[Stated goal]
Copy the records below word for word, from the line containing "Pick out 94" through the line containing "collapsed-arrow-icon[interactable] — [33, 134, 38, 142]", both lines included. Leave the pictures out.

[Material provided]
= = = =
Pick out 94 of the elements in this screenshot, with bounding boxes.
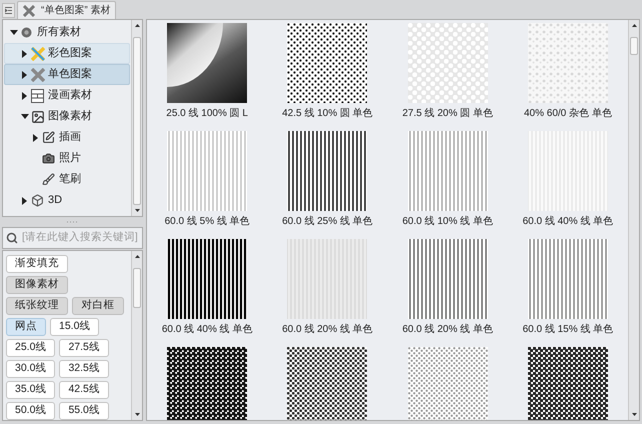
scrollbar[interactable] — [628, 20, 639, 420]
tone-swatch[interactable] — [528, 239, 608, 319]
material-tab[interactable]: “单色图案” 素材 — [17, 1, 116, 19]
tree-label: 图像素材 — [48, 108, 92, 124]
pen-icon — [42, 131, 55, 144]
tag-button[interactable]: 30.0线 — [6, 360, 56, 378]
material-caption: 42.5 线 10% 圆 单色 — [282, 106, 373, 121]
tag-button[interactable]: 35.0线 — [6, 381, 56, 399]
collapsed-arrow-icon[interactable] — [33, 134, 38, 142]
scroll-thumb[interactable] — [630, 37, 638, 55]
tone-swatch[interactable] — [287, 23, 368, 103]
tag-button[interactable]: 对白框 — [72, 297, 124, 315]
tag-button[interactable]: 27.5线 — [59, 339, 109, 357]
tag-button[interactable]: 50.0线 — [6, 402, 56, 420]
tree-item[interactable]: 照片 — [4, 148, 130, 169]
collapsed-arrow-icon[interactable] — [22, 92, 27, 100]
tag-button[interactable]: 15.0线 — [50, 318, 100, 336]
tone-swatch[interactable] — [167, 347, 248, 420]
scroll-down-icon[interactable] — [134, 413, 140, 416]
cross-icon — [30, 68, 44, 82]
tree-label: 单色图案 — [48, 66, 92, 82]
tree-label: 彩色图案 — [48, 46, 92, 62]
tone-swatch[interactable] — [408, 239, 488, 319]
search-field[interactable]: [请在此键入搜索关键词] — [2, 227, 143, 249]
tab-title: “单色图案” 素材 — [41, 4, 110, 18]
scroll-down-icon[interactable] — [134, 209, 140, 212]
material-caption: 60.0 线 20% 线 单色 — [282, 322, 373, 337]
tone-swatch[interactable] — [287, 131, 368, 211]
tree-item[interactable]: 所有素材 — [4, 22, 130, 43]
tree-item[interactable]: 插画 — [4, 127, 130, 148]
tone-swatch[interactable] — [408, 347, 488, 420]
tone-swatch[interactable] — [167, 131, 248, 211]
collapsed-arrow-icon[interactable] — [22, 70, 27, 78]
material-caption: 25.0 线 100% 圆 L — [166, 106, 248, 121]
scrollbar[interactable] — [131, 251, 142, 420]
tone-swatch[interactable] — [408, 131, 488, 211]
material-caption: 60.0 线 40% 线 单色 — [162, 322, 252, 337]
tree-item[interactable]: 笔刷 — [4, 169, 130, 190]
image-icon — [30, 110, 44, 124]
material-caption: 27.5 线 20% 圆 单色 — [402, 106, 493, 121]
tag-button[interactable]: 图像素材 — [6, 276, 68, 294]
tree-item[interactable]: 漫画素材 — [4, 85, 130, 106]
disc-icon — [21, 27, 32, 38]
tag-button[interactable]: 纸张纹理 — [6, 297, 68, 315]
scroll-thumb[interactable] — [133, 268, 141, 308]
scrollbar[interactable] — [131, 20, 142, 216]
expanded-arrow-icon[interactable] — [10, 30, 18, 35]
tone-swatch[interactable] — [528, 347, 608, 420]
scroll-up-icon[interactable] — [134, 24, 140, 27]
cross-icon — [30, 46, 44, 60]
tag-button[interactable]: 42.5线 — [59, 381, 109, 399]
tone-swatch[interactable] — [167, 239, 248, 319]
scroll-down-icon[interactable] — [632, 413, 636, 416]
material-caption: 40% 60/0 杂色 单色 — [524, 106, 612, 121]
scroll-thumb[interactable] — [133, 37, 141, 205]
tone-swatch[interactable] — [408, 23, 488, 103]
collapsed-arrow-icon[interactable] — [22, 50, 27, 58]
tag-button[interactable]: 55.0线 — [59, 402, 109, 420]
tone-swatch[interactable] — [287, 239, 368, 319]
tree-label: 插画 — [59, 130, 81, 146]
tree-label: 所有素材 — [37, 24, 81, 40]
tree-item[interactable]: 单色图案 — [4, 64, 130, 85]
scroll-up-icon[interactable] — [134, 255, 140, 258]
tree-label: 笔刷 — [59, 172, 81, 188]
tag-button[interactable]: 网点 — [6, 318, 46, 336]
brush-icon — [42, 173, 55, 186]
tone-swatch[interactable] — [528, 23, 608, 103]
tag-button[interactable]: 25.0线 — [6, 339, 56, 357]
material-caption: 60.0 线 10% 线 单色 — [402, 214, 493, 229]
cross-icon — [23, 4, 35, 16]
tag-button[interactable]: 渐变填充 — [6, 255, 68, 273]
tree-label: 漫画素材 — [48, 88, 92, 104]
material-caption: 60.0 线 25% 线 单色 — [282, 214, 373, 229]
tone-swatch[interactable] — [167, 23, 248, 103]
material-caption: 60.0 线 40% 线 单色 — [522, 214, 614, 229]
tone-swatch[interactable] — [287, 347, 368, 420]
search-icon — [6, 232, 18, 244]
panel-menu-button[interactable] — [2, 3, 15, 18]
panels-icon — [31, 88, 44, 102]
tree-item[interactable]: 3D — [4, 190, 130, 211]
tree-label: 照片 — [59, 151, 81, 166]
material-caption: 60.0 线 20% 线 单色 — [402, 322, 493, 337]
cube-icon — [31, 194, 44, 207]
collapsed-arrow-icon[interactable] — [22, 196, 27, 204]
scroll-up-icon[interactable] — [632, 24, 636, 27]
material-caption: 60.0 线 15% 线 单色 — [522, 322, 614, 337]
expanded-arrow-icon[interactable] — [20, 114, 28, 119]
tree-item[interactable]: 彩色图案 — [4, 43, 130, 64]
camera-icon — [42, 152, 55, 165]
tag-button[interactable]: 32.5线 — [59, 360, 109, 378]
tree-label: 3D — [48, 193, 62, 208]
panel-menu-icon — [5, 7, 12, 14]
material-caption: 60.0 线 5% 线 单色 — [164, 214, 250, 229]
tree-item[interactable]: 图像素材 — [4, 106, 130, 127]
= = = =
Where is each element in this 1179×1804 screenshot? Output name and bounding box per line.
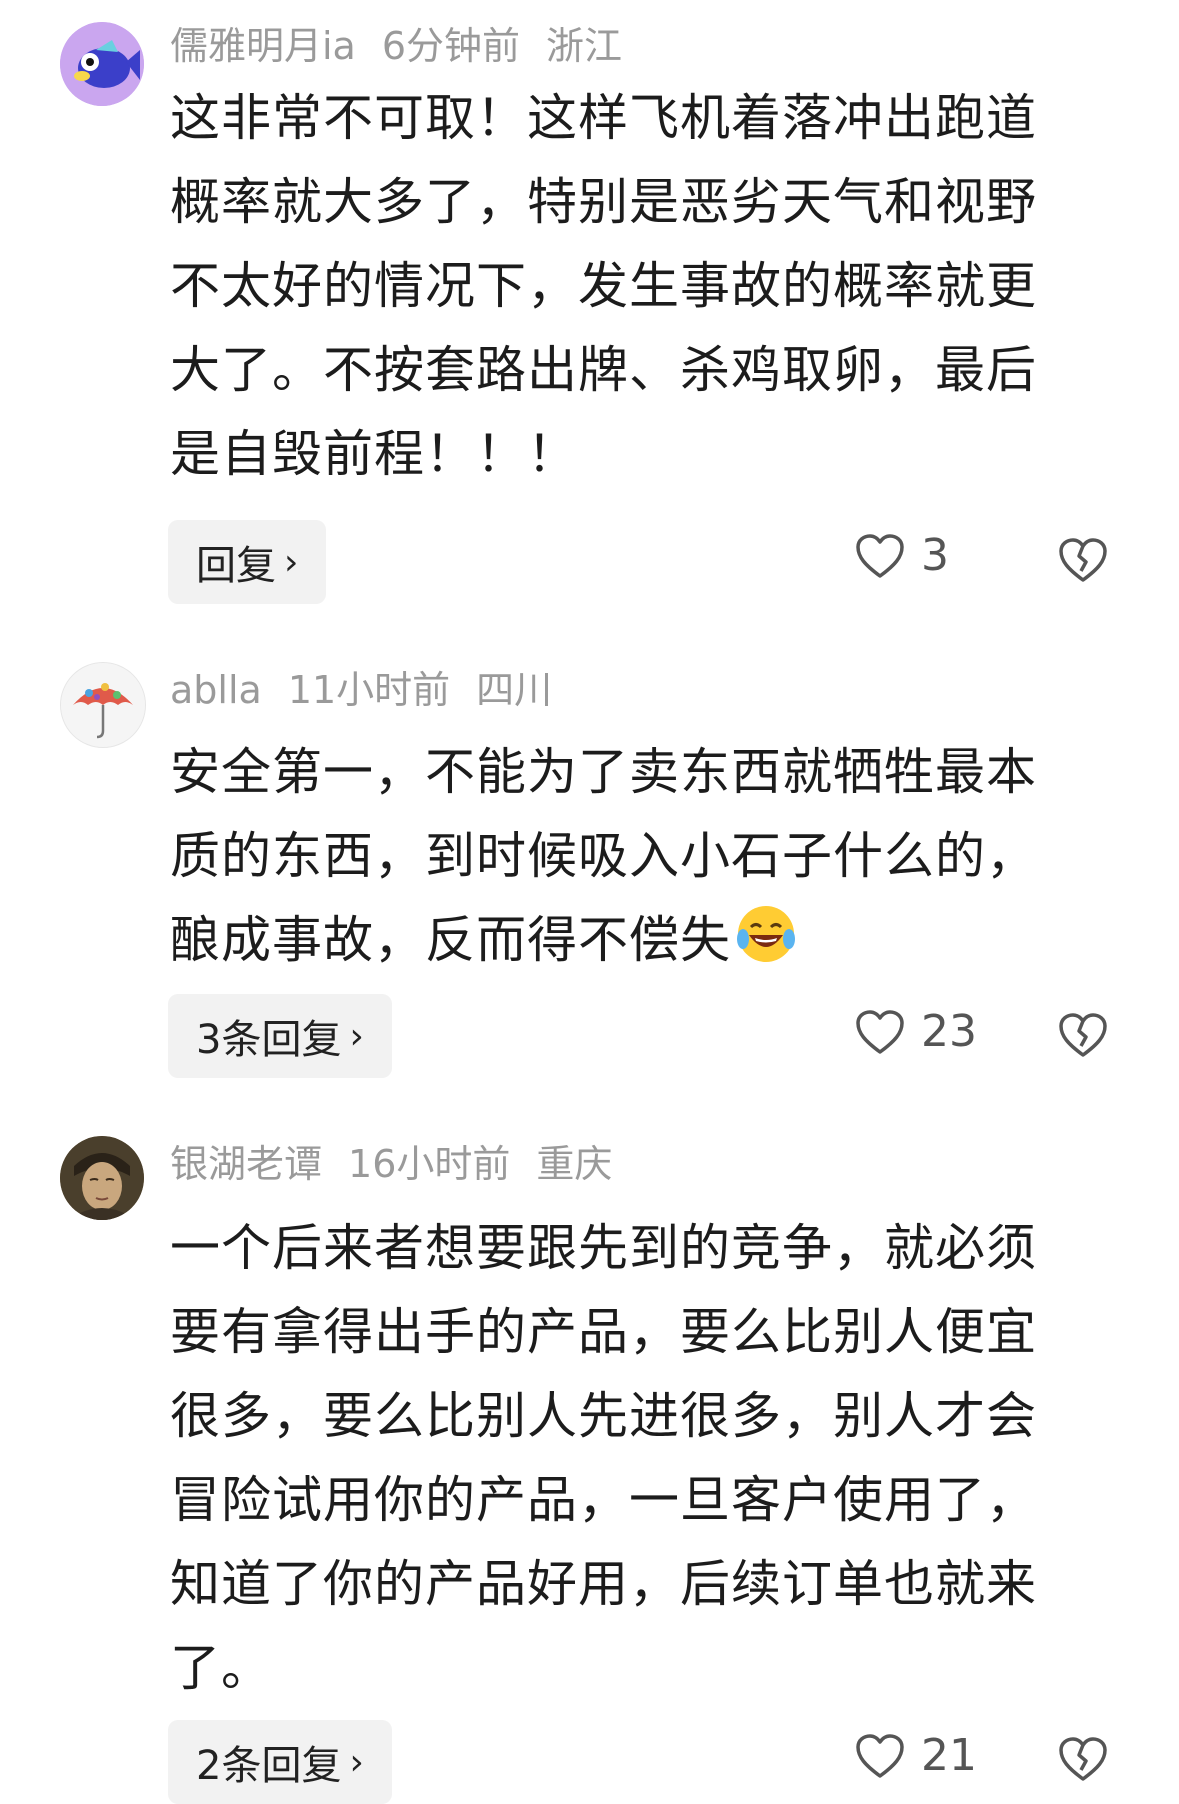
= = = =
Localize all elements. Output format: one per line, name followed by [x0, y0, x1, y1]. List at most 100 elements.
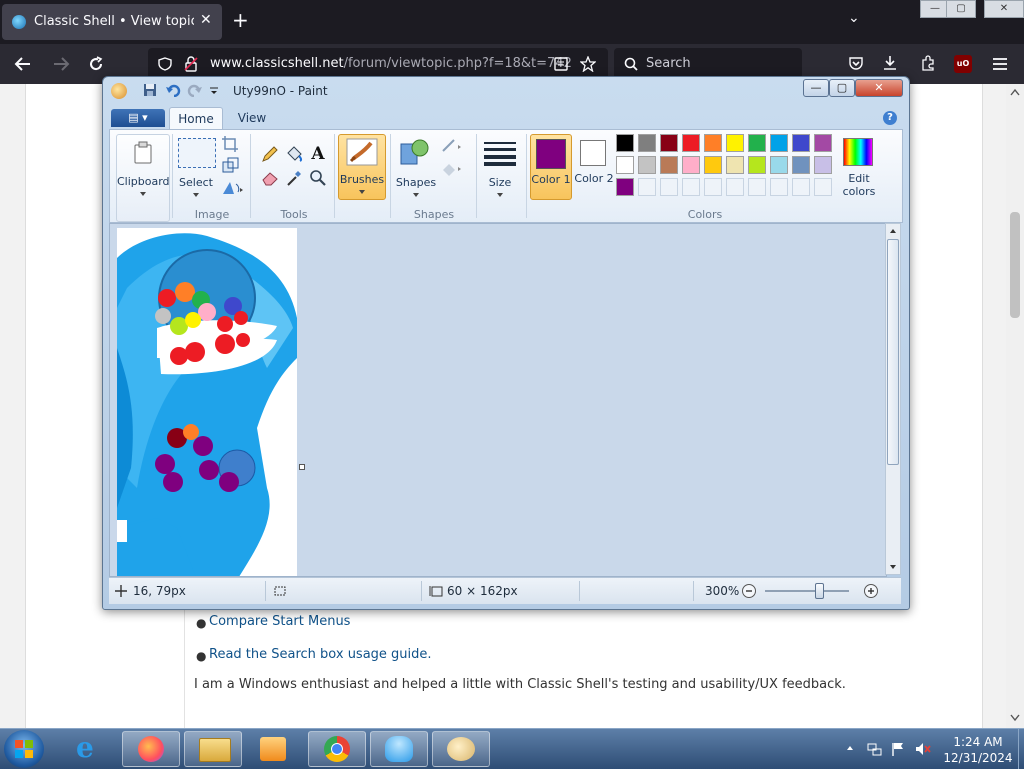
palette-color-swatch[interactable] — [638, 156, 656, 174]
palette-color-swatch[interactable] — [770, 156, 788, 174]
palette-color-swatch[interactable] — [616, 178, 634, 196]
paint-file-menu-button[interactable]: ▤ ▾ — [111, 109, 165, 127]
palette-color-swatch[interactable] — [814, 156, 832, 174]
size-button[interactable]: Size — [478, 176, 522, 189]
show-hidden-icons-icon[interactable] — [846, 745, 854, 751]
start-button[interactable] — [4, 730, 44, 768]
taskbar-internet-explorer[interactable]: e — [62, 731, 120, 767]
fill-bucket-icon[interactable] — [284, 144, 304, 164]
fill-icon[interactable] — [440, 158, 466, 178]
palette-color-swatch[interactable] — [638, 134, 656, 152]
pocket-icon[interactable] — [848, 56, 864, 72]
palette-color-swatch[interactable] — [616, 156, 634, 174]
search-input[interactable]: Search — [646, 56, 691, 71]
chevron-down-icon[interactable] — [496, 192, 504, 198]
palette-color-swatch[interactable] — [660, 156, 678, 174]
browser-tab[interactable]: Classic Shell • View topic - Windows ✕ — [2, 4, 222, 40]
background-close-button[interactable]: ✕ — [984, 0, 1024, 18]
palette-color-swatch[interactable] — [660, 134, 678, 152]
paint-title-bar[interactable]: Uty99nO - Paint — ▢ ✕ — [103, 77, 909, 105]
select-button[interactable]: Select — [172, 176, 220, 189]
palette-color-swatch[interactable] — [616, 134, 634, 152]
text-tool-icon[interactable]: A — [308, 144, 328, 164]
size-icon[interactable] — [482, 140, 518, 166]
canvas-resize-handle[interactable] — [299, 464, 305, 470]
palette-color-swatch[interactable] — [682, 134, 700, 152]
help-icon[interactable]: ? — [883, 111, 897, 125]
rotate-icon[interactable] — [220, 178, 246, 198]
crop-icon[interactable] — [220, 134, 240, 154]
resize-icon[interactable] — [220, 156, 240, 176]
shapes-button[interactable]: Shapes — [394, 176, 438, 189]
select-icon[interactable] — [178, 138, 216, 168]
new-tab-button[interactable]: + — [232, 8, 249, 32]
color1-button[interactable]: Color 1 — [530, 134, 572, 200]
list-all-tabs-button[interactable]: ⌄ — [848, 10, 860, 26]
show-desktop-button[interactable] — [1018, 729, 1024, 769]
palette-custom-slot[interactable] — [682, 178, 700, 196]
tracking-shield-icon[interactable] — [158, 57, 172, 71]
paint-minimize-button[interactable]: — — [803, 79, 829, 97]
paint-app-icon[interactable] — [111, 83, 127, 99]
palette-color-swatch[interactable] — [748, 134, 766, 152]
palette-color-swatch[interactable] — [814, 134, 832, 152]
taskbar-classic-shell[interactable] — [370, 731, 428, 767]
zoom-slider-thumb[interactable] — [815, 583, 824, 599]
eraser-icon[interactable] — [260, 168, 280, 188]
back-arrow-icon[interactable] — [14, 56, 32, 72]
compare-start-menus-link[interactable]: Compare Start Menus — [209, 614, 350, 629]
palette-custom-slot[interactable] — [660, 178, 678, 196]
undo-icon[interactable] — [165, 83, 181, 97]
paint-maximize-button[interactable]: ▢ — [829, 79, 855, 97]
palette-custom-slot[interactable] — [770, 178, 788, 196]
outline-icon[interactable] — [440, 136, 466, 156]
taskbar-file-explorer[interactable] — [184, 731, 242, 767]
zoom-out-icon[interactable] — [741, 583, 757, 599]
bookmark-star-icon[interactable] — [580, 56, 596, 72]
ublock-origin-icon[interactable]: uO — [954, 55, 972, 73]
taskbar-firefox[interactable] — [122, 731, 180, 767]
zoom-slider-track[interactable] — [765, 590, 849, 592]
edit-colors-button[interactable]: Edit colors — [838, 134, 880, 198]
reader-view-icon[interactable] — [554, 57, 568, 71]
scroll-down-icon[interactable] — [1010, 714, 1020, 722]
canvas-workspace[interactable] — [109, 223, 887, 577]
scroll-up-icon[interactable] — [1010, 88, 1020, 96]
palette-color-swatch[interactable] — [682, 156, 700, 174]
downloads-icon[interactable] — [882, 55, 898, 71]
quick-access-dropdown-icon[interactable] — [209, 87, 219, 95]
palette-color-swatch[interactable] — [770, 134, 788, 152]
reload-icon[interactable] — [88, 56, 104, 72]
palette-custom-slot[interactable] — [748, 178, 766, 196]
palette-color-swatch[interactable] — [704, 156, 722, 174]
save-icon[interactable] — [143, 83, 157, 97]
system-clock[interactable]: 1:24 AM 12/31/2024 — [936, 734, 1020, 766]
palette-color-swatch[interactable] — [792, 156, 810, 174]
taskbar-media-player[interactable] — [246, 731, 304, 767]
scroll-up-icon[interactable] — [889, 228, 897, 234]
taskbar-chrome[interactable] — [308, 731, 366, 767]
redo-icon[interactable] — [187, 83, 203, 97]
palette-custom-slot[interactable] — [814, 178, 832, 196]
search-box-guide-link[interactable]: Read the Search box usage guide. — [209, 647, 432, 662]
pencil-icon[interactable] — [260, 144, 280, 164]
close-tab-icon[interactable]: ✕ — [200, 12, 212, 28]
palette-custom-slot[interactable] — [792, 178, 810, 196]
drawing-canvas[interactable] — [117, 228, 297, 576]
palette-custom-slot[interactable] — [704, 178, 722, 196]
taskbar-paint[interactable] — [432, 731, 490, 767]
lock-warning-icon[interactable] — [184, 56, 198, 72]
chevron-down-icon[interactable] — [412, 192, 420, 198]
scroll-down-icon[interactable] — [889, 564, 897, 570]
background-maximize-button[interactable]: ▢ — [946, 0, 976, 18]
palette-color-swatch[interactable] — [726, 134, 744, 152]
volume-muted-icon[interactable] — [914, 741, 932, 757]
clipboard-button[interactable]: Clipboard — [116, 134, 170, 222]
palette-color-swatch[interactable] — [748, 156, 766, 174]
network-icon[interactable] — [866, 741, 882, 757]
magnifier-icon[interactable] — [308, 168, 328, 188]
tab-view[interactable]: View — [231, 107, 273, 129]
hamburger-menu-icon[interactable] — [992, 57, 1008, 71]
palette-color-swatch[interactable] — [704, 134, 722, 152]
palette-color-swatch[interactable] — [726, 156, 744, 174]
= = = =
[Complete response]
Pick out 94 of the elements in this screenshot, with bounding boxes.
scrollbar[interactable] — [628, 20, 639, 420]
tone-swatch[interactable] — [528, 239, 608, 319]
material-tab[interactable]: “单色图案” 素材 — [17, 1, 116, 19]
tree-label: 图像素材 — [48, 108, 92, 124]
pen-icon — [42, 131, 55, 144]
tag-button[interactable]: 30.0线 — [6, 360, 56, 378]
material-caption: 42.5 线 10% 圆 单色 — [282, 106, 373, 121]
tag-button[interactable]: 35.0线 — [6, 381, 56, 399]
collapsed-arrow-icon[interactable] — [33, 134, 38, 142]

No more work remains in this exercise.